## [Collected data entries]
........
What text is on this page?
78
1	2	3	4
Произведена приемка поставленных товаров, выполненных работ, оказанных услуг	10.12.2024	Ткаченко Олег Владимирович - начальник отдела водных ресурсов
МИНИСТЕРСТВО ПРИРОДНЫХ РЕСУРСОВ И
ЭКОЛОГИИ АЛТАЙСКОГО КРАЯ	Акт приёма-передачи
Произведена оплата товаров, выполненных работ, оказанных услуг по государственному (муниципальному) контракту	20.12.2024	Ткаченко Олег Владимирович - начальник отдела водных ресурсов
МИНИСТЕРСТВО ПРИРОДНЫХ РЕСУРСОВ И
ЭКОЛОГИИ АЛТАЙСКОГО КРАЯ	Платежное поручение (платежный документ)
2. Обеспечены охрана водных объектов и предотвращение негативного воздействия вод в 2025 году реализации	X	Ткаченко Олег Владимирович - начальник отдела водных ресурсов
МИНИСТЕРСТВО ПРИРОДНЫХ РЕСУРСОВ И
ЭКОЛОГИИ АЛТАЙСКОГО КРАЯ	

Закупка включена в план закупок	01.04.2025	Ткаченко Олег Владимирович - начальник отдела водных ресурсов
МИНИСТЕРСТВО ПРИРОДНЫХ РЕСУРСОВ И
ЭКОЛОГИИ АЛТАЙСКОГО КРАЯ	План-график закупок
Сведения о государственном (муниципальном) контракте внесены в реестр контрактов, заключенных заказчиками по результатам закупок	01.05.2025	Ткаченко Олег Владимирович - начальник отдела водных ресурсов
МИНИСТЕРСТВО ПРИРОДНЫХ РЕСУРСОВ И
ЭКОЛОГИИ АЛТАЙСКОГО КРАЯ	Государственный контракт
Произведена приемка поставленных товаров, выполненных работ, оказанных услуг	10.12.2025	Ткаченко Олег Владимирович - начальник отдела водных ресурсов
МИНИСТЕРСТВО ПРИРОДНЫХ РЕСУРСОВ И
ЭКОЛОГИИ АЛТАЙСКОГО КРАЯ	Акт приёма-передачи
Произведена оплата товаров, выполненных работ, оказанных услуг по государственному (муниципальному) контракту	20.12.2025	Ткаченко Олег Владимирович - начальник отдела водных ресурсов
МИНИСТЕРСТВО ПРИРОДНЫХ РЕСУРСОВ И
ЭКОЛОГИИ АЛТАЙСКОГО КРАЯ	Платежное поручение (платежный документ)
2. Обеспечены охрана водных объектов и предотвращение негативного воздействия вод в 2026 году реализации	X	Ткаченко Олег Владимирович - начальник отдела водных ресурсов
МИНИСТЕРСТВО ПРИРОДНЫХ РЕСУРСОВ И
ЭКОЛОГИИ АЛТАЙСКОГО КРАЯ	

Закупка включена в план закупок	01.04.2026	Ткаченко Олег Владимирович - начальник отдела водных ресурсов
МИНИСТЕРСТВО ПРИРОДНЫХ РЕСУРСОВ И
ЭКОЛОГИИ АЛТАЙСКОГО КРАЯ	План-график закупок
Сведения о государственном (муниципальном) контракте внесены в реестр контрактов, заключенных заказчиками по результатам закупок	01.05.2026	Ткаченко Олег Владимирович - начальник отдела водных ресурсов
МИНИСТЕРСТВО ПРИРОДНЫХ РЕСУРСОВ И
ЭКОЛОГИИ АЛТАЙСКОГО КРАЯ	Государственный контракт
........
## [WHAT YOU WILL DO]
Return every line above in which the string "контракту" occurs.

## [ANSWER TO THIS PROBLEM]
Произведена оплата товаров, выполненных работ, оказанных услуг по государственному (муниципальному) контракту	20.12.2024	Ткаченко Олег Владимирович - начальник отдела водных ресурсов
Произведена оплата товаров, выполненных работ, оказанных услуг по государственному (муниципальному) контракту	20.12.2025	Ткаченко Олег Владимирович - начальник отдела водных ресурсов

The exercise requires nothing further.